● Records for this task:
_ _ _ _ _

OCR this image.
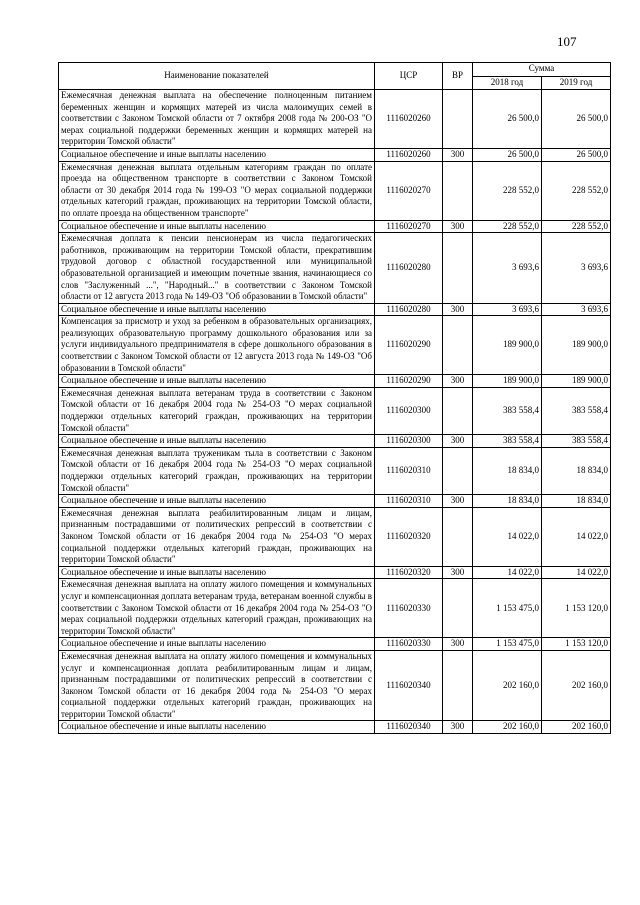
107
Наименование показателей	ЦСР	ВР	Сумма	
			2018 год	2019 год
Ежемесячная денежная выплата на обеспечение полноценным питанием беременных женщин и кормящих матерей из числа малоимущих семей в соответствии с Законом Томской области от 7 октября 2008 года № 200-ОЗ "О мерах социальной поддержки беременных женщин и кормящих матерей на территории Томской области"	1116020260		26 500,0	26 500,0
Социальное обеспечение и иные выплаты населению	1116020260	300	26 500,0	26 500,0
Ежемесячная денежная выплата отдельным категориям граждан по оплате проезда на общественном транспорте в соответствии с Законом Томской области от 30 декабря 2014 года № 199-ОЗ "О мерах социальной поддержки отдельных категорий граждан, проживающих на территории Томской области, по оплате проезда на общественном транспорте"	1116020270		228 552,0	228 552,0
Социальное обеспечение и иные выплаты населению	1116020270	300	228 552,0	228 552,0
Ежемесячная доплата к пенсии пенсионерам из числа педагогических работников, проживающим на территории Томской области, прекратившим трудовой договор с областной государственной или муниципальной образовательной организацией и имеющим почетные звания, начинающиеся со слов "Заслуженный ...", "Народный..." в соответствии с Законом Томской области от 12 августа 2013 года № 149-ОЗ "Об образовании в Томской области"	1116020280		3 693,6	3 693,6
Социальное обеспечение и иные выплаты населению	1116020280	300	3 693,6	3 693,6
Компенсация за присмотр и уход за ребенком в образовательных организациях, реализующих образовательную программу дошкольного образования или за услуги индивидуального предпринимателя в сфере дошкольного образования в соответствии с Законом Томской области от 12 августа 2013 года № 149-ОЗ "Об образовании в Томской области"	1116020290		189 900,0	189 900,0
Социальное обеспечение и иные выплаты населению	1116020290	300	189 900,0	189 900,0
Ежемесячная денежная выплата ветеранам труда в соответствии с Законом Томской области от 16 декабря 2004 года № 254-ОЗ "О мерах социальной поддержки отдельных категорий граждан, проживающих на территории Томской области"	1116020300		383 558,4	383 558,4
Социальное обеспечение и иные выплаты населению	1116020300	300	383 558,4	383 558,4
Ежемесячная денежная выплата труженикам тыла в соответствии с Законом Томской области от 16 декабря 2004 года № 254-ОЗ "О мерах социальной поддержки отдельных категорий граждан, проживающих на территории Томской области"	1116020310		18 834,0	18 834,0
Социальное обеспечение и иные выплаты населению	1116020310	300	18 834,0	18 834,0
Ежемесячная денежная выплата реабилитированным лицам и лицам, признанным пострадавшими от политических репрессий в соответствии с Законом Томской области от 16 декабря 2004 года № 254-ОЗ "О мерах социальной поддержки отдельных категорий граждан, проживающих на территории Томской области"	1116020320		14 022,0	14 022,0
Социальное обеспечение и иные выплаты населению	1116020320	300	14 022,0	14 022,0
Ежемесячная денежная выплата на оплату жилого помещения и коммунальных услуг и компенсационная доплата ветеранам труда, ветеранам военной службы в соответствии с Законом Томской области от 16 декабря 2004 года № 254-ОЗ "О мерах социальной поддержки отдельных категорий граждан, проживающих на территории Томской области"	1116020330		1 153 475,0	1 153 120,0
Социальное обеспечение и иные выплаты населению	1116020330	300	1 153 475,0	1 153 120,0
Ежемесячная денежная выплата на оплату жилого помещения и коммунальных услуг и компенсационная доплата реабилитированным лицам и лицам, признанным пострадавшими от политических репрессий в соответствии с Законом Томской области от 16 декабря 2004 года № 254-ОЗ "О мерах социальной поддержки отдельных категорий граждан, проживающих на территории Томской области"	1116020340		202 160,0	202 160,0
Социальное обеспечение и иные выплаты населению	1116020340	300	202 160,0	202 160,0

_ _ _ _ _

Please transcribe the material above exactly as written. Leave the pictures out.

● Solution for this exercise:
OCR this image.
107
Наименование показателей	ЦСР	ВР	Сумма	
			2018 год	2019 год
Ежемесячная денежная выплата на обеспечение полноценным питанием беременных женщин и кормящих матерей из числа малоимущих семей в соответствии с Законом Томской области от 7 октября 2008 года № 200-ОЗ "О мерах социальной поддержки беременных женщин и кормящих матерей на территории Томской области"	1116020260		26 500,0	26 500,0
Социальное обеспечение и иные выплаты населению	1116020260	300	26 500,0	26 500,0
Ежемесячная денежная выплата отдельным категориям граждан по оплате проезда на общественном транспорте в соответствии с Законом Томской области от 30 декабря 2014 года № 199-ОЗ "О мерах социальной поддержки отдельных категорий граждан, проживающих на территории Томской области, по оплате проезда на общественном транспорте"	1116020270		228 552,0	228 552,0
Социальное обеспечение и иные выплаты населению	1116020270	300	228 552,0	228 552,0
Ежемесячная доплата к пенсии пенсионерам из числа педагогических работников, проживающим на территории Томской области, прекратившим трудовой договор с областной государственной или муниципальной образовательной организацией и имеющим почетные звания, начинающиеся со слов "Заслуженный ...", "Народный..." в соответствии с Законом Томской области от 12 августа 2013 года № 149-ОЗ "Об образовании в Томской области"	1116020280		3 693,6	3 693,6
Социальное обеспечение и иные выплаты населению	1116020280	300	3 693,6	3 693,6
Компенсация за присмотр и уход за ребенком в образовательных организациях, реализующих образовательную программу дошкольного образования или за услуги индивидуального предпринимателя в сфере дошкольного образования в соответствии с Законом Томской области от 12 августа 2013 года № 149-ОЗ "Об образовании в Томской области"	1116020290		189 900,0	189 900,0
Социальное обеспечение и иные выплаты населению	1116020290	300	189 900,0	189 900,0
Ежемесячная денежная выплата ветеранам труда в соответствии с Законом Томской области от 16 декабря 2004 года № 254-ОЗ "О мерах социальной поддержки отдельных категорий граждан, проживающих на территории Томской области"	1116020300		383 558,4	383 558,4
Социальное обеспечение и иные выплаты населению	1116020300	300	383 558,4	383 558,4
Ежемесячная денежная выплата труженикам тыла в соответствии с Законом Томской области от 16 декабря 2004 года № 254-ОЗ "О мерах социальной поддержки отдельных категорий граждан, проживающих на территории Томской области"	1116020310		18 834,0	18 834,0
Социальное обеспечение и иные выплаты населению	1116020310	300	18 834,0	18 834,0
Ежемесячная денежная выплата реабилитированным лицам и лицам, признанным пострадавшими от политических репрессий в соответствии с Законом Томской области от 16 декабря 2004 года № 254-ОЗ "О мерах социальной поддержки отдельных категорий граждан, проживающих на территории Томской области"	1116020320		14 022,0	14 022,0
Социальное обеспечение и иные выплаты населению	1116020320	300	14 022,0	14 022,0
Ежемесячная денежная выплата на оплату жилого помещения и коммунальных услуг и компенсационная доплата ветеранам труда, ветеранам военной службы в соответствии с Законом Томской области от 16 декабря 2004 года № 254-ОЗ "О мерах социальной поддержки отдельных категорий граждан, проживающих на территории Томской области"	1116020330		1 153 475,0	1 153 120,0
Социальное обеспечение и иные выплаты населению	1116020330	300	1 153 475,0	1 153 120,0
Ежемесячная денежная выплата на оплату жилого помещения и коммунальных услуг и компенсационная доплата реабилитированным лицам и лицам, признанным пострадавшими от политических репрессий в соответствии с Законом Томской области от 16 декабря 2004 года № 254-ОЗ "О мерах социальной поддержки отдельных категорий граждан, проживающих на территории Томской области"	1116020340		202 160,0	202 160,0
Социальное обеспечение и иные выплаты населению	1116020340	300	202 160,0	202 160,0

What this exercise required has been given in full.